» **Objective**:
Every record below should be printed exactly as it appears.

» **Data supplied**:
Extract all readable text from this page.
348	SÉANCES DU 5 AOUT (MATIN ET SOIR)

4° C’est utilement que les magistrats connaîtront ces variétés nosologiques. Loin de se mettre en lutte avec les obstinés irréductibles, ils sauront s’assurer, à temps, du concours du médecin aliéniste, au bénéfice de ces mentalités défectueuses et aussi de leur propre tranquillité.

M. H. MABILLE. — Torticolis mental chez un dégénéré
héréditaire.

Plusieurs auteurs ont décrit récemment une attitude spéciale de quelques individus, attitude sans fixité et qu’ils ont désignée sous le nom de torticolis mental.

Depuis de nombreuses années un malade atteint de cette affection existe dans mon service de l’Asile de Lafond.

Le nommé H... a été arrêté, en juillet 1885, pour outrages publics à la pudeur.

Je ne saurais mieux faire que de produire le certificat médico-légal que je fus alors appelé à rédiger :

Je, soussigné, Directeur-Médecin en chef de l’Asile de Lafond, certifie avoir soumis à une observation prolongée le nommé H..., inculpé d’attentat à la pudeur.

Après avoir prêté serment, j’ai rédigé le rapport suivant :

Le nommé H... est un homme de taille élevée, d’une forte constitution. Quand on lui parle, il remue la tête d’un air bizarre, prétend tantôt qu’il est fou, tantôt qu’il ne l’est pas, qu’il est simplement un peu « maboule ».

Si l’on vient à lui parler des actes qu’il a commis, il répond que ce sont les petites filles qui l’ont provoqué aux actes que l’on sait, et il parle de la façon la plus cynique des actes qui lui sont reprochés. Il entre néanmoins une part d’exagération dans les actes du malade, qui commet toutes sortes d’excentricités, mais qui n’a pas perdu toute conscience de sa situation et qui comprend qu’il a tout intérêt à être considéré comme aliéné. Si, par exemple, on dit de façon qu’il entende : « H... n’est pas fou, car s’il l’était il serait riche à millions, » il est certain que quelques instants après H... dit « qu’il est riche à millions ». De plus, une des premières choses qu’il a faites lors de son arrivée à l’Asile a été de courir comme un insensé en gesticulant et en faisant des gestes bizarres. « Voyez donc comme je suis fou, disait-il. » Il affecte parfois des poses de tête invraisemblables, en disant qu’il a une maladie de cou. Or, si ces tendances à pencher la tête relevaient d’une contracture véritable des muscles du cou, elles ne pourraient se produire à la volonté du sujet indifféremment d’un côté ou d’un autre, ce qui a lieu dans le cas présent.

» **Result of the task**:
Extract all readable text from this page.
348	SÉANCES DU 5 AOUT (MATIN ET SOIR)

4° C’est utilement que les magistrats connaîtront ces variétés nosologiques. Loin de se mettre en lutte avec les obstinés irréductibles, ils sauront s’assurer, à temps, du concours du médecin aliéniste, au bénéfice de ces mentalités défectueuses et aussi de leur propre tranquillité.

M. H. MABILLE. — Torticolis mental chez un dégénéré
héréditaire.

Plusieurs auteurs ont décrit récemment une attitude spéciale de quelques individus, attitude sans fixité et qu’ils ont désignée sous le nom de torticolis mental.

Depuis de nombreuses années un malade atteint de cette affection existe dans mon service de l’Asile de Lafond.

Le nommé H... a été arrêté, en juillet 1885, pour outrages publics à la pudeur.

Je ne saurais mieux faire que de produire le certificat médico-légal que je fus alors appelé à rédiger :

Je, soussigné, Directeur-Médecin en chef de l’Asile de Lafond, certifie avoir soumis à une observation prolongée le nommé H..., inculpé d’attentat à la pudeur.

Après avoir prêté serment, j’ai rédigé le rapport suivant :

Le nommé H... est un homme de taille élevée, d’une forte constitution. Quand on lui parle, il remue la tête d’un air bizarre, prétend tantôt qu’il est fou, tantôt qu’il ne l’est pas, qu’il est simplement un peu « maboule ».

Si l’on vient à lui parler des actes qu’il a commis, il répond que ce sont les petites filles qui l’ont provoqué aux actes que l’on sait, et il parle de la façon la plus cynique des actes qui lui sont reprochés. Il entre néanmoins une part d’exagération dans les actes du malade, qui commet toutes sortes d’excentricités, mais qui n’a pas perdu toute conscience de sa situation et qui comprend qu’il a tout intérêt à être considéré comme aliéné. Si, par exemple, on dit de façon qu’il entende : « H... n’est pas fou, car s’il l’était il serait riche à millions, » il est certain que quelques instants après H... dit « qu’il est riche à millions ». De plus, une des premières choses qu’il a faites lors de son arrivée à l’Asile a été de courir comme un insensé en gesticulant et en faisant des gestes bizarres. « Voyez donc comme je suis fou, disait-il. » Il affecte parfois des poses de tête invraisemblables, en disant qu’il a une maladie de cou. Or, si ces tendances à pencher la tête relevaient d’une contracture véritable des muscles du cou, elles ne pourraient se produire à la volonté du sujet indifféremment d’un côté ou d’un autre, ce qui a lieu dans le cas présent.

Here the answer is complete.